[start of MATERIALS PROVIDED]

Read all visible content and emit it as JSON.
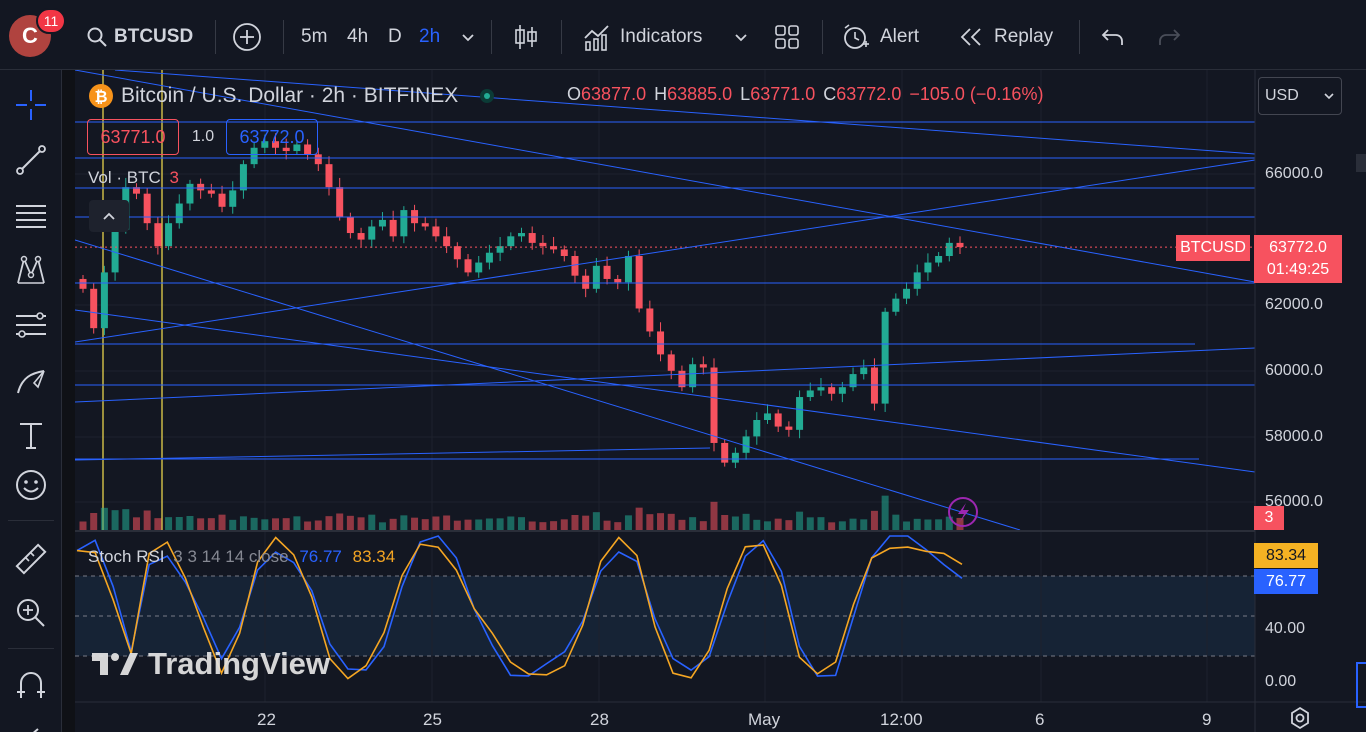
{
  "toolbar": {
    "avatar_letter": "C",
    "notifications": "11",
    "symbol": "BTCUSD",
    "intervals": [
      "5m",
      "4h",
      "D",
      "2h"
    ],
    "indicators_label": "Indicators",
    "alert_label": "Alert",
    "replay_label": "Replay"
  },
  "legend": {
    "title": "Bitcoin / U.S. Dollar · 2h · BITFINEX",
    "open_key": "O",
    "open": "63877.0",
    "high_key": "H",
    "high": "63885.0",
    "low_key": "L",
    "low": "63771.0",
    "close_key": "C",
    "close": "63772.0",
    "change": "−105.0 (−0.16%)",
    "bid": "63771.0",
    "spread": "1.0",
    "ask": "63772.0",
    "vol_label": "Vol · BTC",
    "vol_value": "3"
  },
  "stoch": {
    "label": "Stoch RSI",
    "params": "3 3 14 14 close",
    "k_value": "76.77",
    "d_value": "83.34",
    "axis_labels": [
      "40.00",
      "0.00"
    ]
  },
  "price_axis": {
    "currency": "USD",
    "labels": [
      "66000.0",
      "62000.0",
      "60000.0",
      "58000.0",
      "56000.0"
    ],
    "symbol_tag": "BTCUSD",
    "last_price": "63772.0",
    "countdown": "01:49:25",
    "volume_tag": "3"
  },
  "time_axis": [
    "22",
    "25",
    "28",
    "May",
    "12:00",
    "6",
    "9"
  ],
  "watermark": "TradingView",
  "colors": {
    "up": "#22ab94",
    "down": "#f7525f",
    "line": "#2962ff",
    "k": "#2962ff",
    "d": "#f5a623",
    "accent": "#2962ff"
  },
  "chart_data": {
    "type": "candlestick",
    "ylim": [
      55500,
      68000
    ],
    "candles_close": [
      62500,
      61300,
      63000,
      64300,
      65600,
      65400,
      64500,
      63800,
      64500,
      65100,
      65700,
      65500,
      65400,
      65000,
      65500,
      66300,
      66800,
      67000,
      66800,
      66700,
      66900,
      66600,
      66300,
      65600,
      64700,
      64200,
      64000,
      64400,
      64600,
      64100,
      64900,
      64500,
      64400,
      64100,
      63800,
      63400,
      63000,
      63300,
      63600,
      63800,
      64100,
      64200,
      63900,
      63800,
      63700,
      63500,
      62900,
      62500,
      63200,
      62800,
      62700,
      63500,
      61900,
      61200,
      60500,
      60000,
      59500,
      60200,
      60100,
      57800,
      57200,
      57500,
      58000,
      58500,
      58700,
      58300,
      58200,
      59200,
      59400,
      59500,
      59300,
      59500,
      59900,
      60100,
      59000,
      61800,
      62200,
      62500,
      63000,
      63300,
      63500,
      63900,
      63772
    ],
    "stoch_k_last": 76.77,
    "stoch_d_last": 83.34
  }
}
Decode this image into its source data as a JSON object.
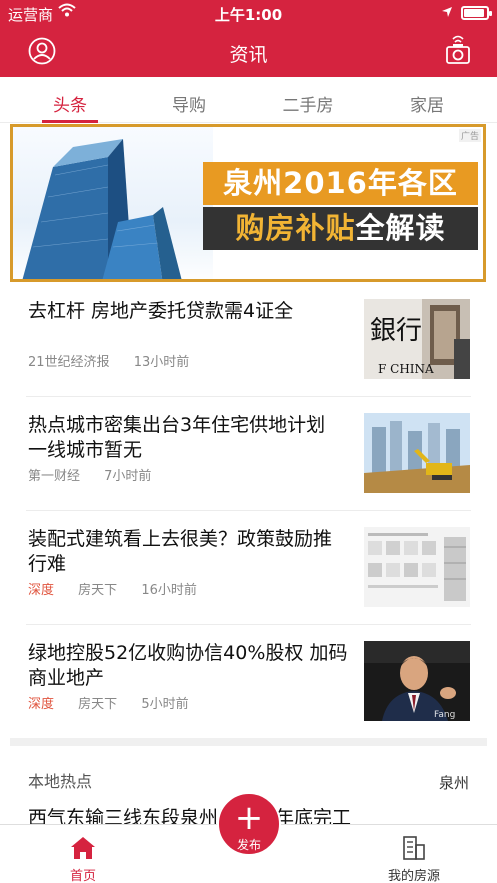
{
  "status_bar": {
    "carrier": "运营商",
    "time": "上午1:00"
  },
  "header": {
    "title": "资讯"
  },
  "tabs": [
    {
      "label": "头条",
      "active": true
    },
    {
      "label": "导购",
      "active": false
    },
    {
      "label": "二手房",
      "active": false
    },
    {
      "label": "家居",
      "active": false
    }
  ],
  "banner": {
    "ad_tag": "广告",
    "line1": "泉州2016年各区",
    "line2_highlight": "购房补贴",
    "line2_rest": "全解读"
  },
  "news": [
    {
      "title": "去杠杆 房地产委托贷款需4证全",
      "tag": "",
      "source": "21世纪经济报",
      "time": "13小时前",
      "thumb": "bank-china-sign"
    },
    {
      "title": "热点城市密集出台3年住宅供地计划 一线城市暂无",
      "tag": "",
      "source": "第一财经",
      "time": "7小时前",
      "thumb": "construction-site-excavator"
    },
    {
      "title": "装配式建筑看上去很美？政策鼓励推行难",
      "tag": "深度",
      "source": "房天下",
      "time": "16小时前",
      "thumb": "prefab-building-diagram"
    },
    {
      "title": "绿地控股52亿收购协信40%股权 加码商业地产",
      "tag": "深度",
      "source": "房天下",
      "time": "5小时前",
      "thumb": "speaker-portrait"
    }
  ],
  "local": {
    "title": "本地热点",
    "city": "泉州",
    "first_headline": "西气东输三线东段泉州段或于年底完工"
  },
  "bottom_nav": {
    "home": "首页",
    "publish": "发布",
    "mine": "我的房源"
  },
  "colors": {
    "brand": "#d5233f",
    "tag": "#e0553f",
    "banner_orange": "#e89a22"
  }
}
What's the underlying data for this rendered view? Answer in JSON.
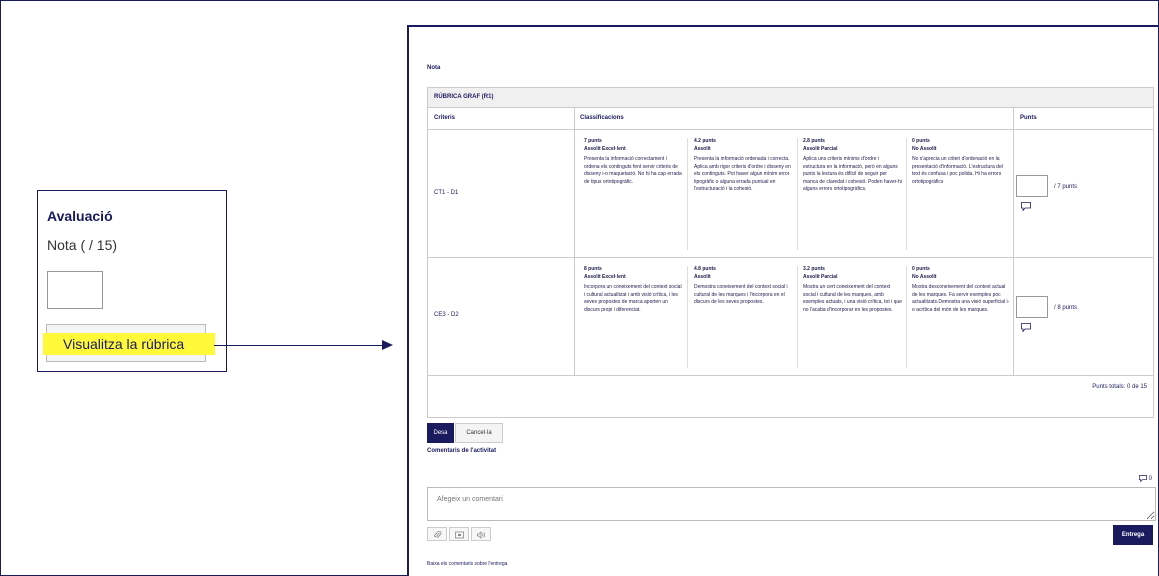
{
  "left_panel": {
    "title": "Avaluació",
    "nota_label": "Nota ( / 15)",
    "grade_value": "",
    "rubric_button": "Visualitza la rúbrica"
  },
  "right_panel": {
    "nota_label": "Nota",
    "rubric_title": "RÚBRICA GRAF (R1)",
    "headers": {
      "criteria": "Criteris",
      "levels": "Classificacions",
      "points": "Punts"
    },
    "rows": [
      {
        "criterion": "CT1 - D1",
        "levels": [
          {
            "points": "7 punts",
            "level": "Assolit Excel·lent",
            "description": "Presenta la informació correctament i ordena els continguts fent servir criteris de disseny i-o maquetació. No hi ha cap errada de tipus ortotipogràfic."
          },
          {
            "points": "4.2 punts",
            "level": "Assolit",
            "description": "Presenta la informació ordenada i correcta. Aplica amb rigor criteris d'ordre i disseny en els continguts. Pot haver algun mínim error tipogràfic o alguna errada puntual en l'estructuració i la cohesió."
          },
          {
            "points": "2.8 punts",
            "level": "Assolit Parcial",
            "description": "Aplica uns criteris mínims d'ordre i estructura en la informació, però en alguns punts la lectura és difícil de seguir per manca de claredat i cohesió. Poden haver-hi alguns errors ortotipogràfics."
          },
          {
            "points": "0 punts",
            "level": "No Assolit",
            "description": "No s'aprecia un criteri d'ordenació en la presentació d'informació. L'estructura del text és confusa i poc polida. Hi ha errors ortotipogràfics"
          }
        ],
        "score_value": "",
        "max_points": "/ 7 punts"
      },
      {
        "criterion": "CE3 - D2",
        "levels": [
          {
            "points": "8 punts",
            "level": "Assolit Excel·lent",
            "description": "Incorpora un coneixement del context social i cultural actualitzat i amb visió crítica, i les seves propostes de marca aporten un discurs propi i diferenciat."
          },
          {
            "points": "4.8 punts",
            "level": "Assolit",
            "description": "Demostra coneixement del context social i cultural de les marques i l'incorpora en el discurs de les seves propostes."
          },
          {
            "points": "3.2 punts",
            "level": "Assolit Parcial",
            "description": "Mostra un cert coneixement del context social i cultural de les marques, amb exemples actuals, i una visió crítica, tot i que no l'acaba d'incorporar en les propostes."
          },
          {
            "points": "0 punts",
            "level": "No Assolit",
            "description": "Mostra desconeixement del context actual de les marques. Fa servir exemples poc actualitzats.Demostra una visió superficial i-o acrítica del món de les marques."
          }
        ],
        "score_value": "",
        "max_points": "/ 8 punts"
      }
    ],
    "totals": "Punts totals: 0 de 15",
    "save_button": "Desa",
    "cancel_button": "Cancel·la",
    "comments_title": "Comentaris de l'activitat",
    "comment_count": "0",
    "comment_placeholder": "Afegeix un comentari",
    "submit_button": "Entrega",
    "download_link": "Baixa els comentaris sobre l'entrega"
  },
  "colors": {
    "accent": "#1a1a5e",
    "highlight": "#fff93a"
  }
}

[end of MATERIALS PROVIDED]
[start of MATERIALS PROVIDED]

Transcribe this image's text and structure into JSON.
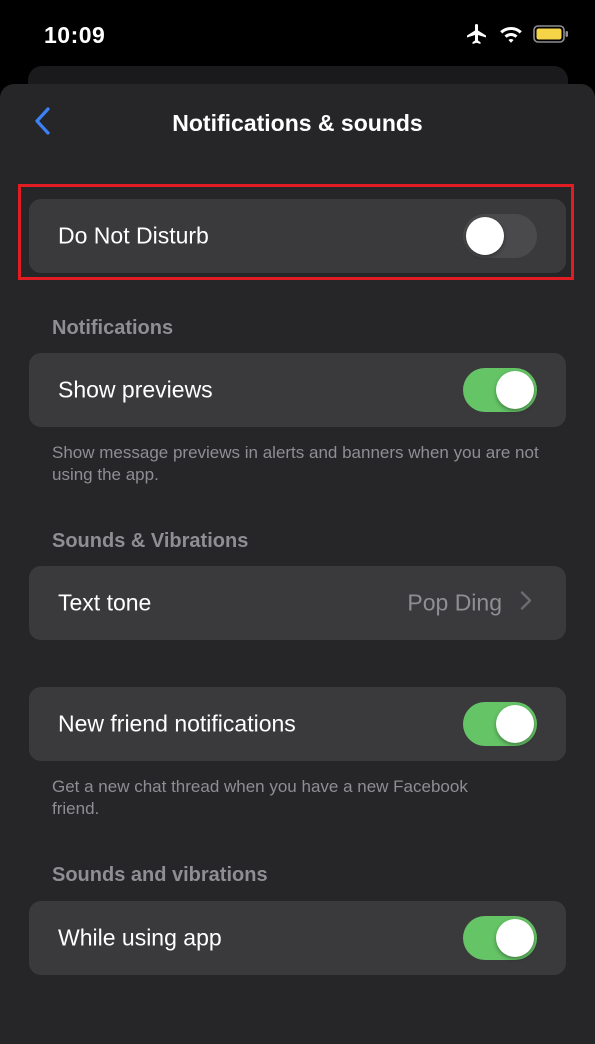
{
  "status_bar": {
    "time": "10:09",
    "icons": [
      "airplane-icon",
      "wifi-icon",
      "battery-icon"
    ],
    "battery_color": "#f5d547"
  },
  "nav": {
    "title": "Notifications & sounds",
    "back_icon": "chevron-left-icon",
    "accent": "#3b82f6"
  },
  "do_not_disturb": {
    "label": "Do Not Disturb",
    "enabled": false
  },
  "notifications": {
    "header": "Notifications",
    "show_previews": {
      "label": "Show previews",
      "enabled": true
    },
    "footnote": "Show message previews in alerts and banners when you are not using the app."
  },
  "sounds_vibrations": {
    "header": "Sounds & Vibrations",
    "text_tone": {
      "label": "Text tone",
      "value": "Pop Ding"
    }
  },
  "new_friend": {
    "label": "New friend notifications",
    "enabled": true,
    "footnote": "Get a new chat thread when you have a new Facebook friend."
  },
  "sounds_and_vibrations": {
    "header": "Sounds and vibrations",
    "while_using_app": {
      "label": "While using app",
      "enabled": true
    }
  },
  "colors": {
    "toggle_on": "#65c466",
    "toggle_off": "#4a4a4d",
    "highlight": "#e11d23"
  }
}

[end of MATERIALS PROVIDED]

Check every line of the data, and copy the ones that contain "this".

- _EXERCISE ANSWER_
Decode this image into its source data as a JSON object.
What's the underlying data for this rendered view? Answer in JSON.
Transcribe this image's text and structure into JSON.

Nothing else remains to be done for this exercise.